* _To be done_: Show every line in the entries below where the word "goto" appears.

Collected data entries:
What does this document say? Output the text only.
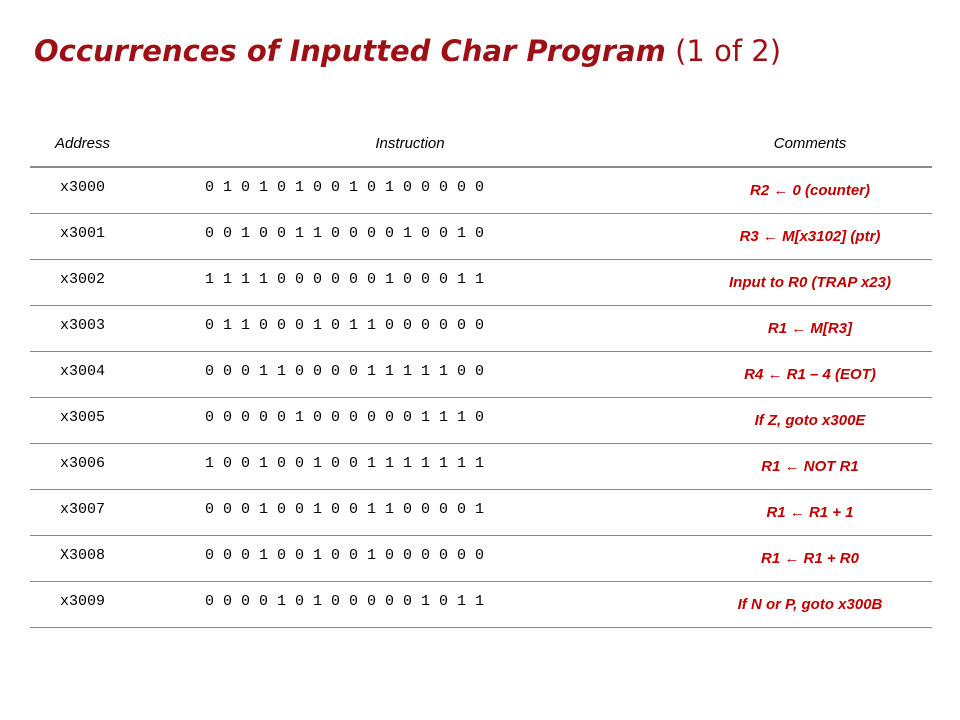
Occurrences of Inputted Char Program (1 of 2)
Address	Instruction	Comments
x3000	0 1 0 1 0 1 0 0 1 0 1 0 0 0 0 0	R2 ← 0 (counter)
x3001	0 0 1 0 0 1 1 0 0 0 0 1 0 0 1 0	R3 ← M[x3102] (ptr)
x3002	1 1 1 1 0 0 0 0 0 0 1 0 0 0 1 1	Input to R0 (TRAP x23)
x3003	0 1 1 0 0 0 1 0 1 1 0 0 0 0 0 0	R1 ← M[R3]
x3004	0 0 0 1 1 0 0 0 0 1 1 1 1 1 0 0	R4 ← R1 – 4 (EOT)
x3005	0 0 0 0 0 1 0 0 0 0 0 0 1 1 1 0	If Z, goto x300E
x3006	1 0 0 1 0 0 1 0 0 1 1 1 1 1 1 1	R1 ← NOT R1
x3007	0 0 0 1 0 0 1 0 0 1 1 0 0 0 0 1	R1 ← R1 + 1
X3008	0 0 0 1 0 0 1 0 0 1 0 0 0 0 0 0	R1 ← R1 + R0
x3009	0 0 0 0 1 0 1 0 0 0 0 0 1 0 1 1	If N or P, goto x300B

* _Exercise result_:
x3005	0 0 0 0 0 1 0 0 0 0 0 0 1 1 1 0	If Z, goto x300E
x3009	0 0 0 0 1 0 1 0 0 0 0 0 1 0 1 1	If N or P, goto x300B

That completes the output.